[SET EXERCISE]: Look through the records below, and copy out every line that holds the string "ylabel".

[ENTRIES PROVIDED]:
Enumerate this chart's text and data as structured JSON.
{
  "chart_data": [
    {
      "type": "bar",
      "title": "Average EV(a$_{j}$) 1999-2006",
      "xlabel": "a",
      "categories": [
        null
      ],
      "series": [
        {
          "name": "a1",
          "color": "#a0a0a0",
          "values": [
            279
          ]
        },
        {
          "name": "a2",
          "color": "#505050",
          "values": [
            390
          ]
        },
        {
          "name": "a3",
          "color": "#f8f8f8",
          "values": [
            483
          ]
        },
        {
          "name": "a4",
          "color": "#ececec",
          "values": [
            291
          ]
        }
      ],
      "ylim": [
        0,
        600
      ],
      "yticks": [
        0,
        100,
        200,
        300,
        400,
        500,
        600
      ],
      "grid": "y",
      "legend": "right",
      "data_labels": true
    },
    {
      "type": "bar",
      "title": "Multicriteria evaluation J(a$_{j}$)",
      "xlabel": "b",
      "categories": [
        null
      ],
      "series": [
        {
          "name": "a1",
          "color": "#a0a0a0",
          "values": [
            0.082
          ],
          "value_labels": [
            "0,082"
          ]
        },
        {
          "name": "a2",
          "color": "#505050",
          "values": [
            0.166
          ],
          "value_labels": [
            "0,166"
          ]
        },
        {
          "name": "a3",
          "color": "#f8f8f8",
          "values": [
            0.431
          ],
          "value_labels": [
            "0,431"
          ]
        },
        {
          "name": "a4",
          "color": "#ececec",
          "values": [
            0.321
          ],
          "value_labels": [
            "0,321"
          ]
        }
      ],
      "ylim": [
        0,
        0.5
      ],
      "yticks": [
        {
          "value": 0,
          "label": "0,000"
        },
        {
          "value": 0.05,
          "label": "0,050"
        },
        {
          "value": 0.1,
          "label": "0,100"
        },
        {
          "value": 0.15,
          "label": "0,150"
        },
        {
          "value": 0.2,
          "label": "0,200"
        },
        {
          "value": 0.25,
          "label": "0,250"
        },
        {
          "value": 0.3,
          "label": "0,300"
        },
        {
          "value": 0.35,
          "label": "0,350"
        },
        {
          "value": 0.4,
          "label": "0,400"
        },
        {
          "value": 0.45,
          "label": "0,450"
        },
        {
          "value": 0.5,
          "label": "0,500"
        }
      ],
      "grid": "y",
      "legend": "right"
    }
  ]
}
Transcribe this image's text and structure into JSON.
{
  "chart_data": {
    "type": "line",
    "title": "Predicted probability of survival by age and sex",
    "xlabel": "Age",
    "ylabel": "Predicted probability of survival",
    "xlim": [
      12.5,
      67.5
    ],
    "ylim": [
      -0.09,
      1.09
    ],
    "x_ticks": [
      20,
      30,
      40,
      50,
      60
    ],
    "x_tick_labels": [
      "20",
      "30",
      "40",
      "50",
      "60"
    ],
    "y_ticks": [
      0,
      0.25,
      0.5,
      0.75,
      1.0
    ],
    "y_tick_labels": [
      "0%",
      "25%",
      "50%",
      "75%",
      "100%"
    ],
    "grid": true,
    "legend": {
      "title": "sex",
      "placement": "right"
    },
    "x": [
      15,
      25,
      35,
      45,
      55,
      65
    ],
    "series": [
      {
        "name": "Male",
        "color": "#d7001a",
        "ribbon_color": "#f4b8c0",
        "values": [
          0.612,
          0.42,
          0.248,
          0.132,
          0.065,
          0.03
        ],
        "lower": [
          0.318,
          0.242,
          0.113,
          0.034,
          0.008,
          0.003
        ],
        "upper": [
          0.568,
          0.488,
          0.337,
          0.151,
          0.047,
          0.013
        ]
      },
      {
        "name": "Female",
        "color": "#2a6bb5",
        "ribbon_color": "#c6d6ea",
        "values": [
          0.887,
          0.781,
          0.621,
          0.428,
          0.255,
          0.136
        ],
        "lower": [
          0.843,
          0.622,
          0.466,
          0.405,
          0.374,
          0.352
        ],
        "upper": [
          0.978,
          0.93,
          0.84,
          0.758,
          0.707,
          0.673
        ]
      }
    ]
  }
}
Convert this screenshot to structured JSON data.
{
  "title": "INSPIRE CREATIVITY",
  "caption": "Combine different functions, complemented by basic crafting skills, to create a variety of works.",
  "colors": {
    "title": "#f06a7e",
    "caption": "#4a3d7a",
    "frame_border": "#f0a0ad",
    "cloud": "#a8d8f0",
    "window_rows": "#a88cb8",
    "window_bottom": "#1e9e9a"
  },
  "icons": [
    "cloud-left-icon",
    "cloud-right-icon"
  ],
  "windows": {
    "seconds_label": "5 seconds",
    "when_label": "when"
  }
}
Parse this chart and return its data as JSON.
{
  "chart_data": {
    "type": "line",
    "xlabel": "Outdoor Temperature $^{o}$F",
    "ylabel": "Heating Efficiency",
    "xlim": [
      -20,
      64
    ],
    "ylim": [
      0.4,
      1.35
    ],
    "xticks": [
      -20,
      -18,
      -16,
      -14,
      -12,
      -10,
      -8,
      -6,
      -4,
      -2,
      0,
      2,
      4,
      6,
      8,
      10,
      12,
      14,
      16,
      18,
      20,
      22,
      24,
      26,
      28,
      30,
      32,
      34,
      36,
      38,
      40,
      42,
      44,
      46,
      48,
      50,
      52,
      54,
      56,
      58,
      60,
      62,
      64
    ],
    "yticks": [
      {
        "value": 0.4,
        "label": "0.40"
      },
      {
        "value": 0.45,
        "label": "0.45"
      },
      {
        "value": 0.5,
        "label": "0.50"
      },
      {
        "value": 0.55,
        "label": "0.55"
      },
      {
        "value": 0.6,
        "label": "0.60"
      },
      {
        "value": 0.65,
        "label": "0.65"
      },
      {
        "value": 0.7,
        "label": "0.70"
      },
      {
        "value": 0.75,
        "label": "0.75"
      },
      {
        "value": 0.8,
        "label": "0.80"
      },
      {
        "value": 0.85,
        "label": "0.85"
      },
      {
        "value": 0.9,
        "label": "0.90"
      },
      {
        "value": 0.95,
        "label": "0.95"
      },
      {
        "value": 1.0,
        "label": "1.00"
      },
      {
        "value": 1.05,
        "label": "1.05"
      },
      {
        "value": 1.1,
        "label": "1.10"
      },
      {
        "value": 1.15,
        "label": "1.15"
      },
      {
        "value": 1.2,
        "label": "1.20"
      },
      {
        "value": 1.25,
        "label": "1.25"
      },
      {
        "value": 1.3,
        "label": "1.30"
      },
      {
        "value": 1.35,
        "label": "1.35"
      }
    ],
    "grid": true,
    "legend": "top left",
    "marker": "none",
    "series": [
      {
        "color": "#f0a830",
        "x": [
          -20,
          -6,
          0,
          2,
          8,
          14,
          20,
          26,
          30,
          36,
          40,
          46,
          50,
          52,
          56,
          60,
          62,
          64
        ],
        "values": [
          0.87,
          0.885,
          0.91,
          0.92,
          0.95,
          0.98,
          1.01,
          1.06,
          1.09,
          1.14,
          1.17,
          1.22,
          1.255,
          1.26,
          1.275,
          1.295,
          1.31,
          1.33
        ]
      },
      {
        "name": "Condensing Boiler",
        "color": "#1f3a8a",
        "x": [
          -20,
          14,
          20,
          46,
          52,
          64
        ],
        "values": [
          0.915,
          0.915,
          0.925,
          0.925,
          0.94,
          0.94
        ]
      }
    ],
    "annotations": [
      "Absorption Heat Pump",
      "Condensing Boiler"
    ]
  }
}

[COMPLETED TASK]:
    "ylabel": "Predicted probability of survival",
    "ylabel": "Heating Efficiency",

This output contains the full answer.